Repeat the records exactly. Every line must match.

--- Data to use ---

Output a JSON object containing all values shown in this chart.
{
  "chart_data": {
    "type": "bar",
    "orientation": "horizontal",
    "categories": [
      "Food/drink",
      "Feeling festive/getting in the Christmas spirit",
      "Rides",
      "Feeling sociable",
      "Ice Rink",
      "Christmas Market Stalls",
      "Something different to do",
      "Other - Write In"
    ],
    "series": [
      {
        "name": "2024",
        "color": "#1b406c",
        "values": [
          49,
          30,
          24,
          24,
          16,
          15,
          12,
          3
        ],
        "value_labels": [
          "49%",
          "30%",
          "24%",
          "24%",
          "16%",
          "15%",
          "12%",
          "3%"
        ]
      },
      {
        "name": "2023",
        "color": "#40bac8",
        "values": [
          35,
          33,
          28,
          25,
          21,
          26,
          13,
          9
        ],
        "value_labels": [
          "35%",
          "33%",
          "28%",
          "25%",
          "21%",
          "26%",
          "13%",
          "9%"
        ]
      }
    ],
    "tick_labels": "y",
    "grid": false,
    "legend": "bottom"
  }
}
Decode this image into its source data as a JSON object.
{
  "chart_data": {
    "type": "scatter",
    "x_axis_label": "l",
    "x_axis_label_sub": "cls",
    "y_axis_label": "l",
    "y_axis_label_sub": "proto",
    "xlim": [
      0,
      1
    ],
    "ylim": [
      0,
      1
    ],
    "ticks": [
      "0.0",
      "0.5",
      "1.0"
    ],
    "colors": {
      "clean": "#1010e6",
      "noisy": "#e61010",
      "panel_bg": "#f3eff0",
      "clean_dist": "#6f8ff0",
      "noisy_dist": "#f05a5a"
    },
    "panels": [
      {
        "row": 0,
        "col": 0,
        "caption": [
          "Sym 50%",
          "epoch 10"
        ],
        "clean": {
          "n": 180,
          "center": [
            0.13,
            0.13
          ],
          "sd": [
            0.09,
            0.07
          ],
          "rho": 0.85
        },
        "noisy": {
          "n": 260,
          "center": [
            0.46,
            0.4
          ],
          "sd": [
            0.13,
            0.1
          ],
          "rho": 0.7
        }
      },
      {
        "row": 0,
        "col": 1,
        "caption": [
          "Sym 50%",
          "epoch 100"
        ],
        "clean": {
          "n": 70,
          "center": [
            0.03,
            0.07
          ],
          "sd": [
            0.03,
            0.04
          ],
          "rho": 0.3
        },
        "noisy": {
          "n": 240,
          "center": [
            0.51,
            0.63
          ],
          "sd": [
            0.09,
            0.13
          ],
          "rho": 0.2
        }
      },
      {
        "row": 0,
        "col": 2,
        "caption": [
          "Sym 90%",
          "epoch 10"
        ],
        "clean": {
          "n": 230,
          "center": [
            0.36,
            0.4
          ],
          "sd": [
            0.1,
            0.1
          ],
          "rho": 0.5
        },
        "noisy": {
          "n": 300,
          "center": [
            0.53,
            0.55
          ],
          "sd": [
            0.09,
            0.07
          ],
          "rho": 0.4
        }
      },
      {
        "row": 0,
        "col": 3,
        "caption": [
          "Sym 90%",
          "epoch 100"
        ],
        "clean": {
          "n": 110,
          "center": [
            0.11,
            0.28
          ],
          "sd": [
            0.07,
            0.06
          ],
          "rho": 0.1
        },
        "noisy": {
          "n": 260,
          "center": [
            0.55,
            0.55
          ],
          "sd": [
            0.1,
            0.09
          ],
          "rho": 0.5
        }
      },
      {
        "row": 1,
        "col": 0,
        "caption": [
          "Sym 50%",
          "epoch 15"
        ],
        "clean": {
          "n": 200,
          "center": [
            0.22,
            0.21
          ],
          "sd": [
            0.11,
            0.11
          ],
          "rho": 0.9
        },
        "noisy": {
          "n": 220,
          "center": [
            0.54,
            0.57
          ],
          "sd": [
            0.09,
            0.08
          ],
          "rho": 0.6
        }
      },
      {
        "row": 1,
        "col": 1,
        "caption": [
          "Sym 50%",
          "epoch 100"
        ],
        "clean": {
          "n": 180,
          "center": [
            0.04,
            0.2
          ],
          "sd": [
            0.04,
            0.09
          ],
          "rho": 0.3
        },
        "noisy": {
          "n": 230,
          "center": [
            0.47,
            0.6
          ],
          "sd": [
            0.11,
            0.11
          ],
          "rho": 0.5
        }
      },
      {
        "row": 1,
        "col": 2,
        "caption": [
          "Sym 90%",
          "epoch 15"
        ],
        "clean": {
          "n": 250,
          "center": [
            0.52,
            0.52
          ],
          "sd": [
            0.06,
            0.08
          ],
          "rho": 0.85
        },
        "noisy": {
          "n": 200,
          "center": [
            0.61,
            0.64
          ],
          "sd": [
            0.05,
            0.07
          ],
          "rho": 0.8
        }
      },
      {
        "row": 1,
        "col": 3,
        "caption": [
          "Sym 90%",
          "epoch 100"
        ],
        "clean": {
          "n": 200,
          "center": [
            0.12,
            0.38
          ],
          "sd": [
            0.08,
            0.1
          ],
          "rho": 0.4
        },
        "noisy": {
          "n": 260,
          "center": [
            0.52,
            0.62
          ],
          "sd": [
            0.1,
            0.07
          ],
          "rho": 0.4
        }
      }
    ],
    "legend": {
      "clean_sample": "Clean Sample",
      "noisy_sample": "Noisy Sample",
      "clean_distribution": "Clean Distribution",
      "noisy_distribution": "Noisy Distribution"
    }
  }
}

---

#### Solution for this problem:
Output a JSON object containing all values shown in this chart.
{
  "chart_data": {
    "type": "bar",
    "orientation": "horizontal",
    "categories": [
      "Food/drink",
      "Feeling festive/getting in the Christmas spirit",
      "Rides",
      "Feeling sociable",
      "Ice Rink",
      "Christmas Market Stalls",
      "Something different to do",
      "Other - Write In"
    ],
    "series": [
      {
        "name": "2024",
        "color": "#1b406c",
        "values": [
          49,
          30,
          24,
          24,
          16,
          15,
          12,
          3
        ],
        "value_labels": [
          "49%",
          "30%",
          "24%",
          "24%",
          "16%",
          "15%",
          "12%",
          "3%"
        ]
      },
      {
        "name": "2023",
        "color": "#40bac8",
        "values": [
          35,
          33,
          28,
          25,
          21,
          26,
          13,
          9
        ],
        "value_labels": [
          "35%",
          "33%",
          "28%",
          "25%",
          "21%",
          "26%",
          "13%",
          "9%"
        ]
      }
    ],
    "tick_labels": "y",
    "grid": false,
    "legend": "bottom"
  }
}
Decode this image into its source data as a JSON object.
{
  "chart_data": {
    "type": "scatter",
    "x_axis_label": "l",
    "x_axis_label_sub": "cls",
    "y_axis_label": "l",
    "y_axis_label_sub": "proto",
    "xlim": [
      0,
      1
    ],
    "ylim": [
      0,
      1
    ],
    "ticks": [
      "0.0",
      "0.5",
      "1.0"
    ],
    "colors": {
      "clean": "#1010e6",
      "noisy": "#e61010",
      "panel_bg": "#f3eff0",
      "clean_dist": "#6f8ff0",
      "noisy_dist": "#f05a5a"
    },
    "panels": [
      {
        "row": 0,
        "col": 0,
        "caption": [
          "Sym 50%",
          "epoch 10"
        ],
        "clean": {
          "n": 180,
          "center": [
            0.13,
            0.13
          ],
          "sd": [
            0.09,
            0.07
          ],
          "rho": 0.85
        },
        "noisy": {
          "n": 260,
          "center": [
            0.46,
            0.4
          ],
          "sd": [
            0.13,
            0.1
          ],
          "rho": 0.7
        }
      },
      {
        "row": 0,
        "col": 1,
        "caption": [
          "Sym 50%",
          "epoch 100"
        ],
        "clean": {
          "n": 70,
          "center": [
            0.03,
            0.07
          ],
          "sd": [
            0.03,
            0.04
          ],
          "rho": 0.3
        },
        "noisy": {
          "n": 240,
          "center": [
            0.51,
            0.63
          ],
          "sd": [
            0.09,
            0.13
          ],
          "rho": 0.2
        }
      },
      {
        "row": 0,
        "col": 2,
        "caption": [
          "Sym 90%",
          "epoch 10"
        ],
        "clean": {
          "n": 230,
          "center": [
            0.36,
            0.4
          ],
          "sd": [
            0.1,
            0.1
          ],
          "rho": 0.5
        },
        "noisy": {
          "n": 300,
          "center": [
            0.53,
            0.55
          ],
          "sd": [
            0.09,
            0.07
          ],
          "rho": 0.4
        }
      },
      {
        "row": 0,
        "col": 3,
        "caption": [
          "Sym 90%",
          "epoch 100"
        ],
        "clean": {
          "n": 110,
          "center": [
            0.11,
            0.28
          ],
          "sd": [
            0.07,
            0.06
          ],
          "rho": 0.1
        },
        "noisy": {
          "n": 260,
          "center": [
            0.55,
            0.55
          ],
          "sd": [
            0.1,
            0.09
          ],
          "rho": 0.5
        }
      },
      {
        "row": 1,
        "col": 0,
        "caption": [
          "Sym 50%",
          "epoch 15"
        ],
        "clean": {
          "n": 200,
          "center": [
            0.22,
            0.21
          ],
          "sd": [
            0.11,
            0.11
          ],
          "rho": 0.9
        },
        "noisy": {
          "n": 220,
          "center": [
            0.54,
            0.57
          ],
          "sd": [
            0.09,
            0.08
          ],
          "rho": 0.6
        }
      },
      {
        "row": 1,
        "col": 1,
        "caption": [
          "Sym 50%",
          "epoch 100"
        ],
        "clean": {
          "n": 180,
          "center": [
            0.04,
            0.2
          ],
          "sd": [
            0.04,
            0.09
          ],
          "rho": 0.3
        },
        "noisy": {
          "n": 230,
          "center": [
            0.47,
            0.6
          ],
          "sd": [
            0.11,
            0.11
          ],
          "rho": 0.5
        }
      },
      {
        "row": 1,
        "col": 2,
        "caption": [
          "Sym 90%",
          "epoch 15"
        ],
        "clean": {
          "n": 250,
          "center": [
            0.52,
            0.52
          ],
          "sd": [
            0.06,
            0.08
          ],
          "rho": 0.85
        },
        "noisy": {
          "n": 200,
          "center": [
            0.61,
            0.64
          ],
          "sd": [
            0.05,
            0.07
          ],
          "rho": 0.8
        }
      },
      {
        "row": 1,
        "col": 3,
        "caption": [
          "Sym 90%",
          "epoch 100"
        ],
        "clean": {
          "n": 200,
          "center": [
            0.12,
            0.38
          ],
          "sd": [
            0.08,
            0.1
          ],
          "rho": 0.4
        },
        "noisy": {
          "n": 260,
          "center": [
            0.52,
            0.62
          ],
          "sd": [
            0.1,
            0.07
          ],
          "rho": 0.4
        }
      }
    ],
    "legend": {
      "clean_sample": "Clean Sample",
      "noisy_sample": "Noisy Sample",
      "clean_distribution": "Clean Distribution",
      "noisy_distribution": "Noisy Distribution"
    }
  }
}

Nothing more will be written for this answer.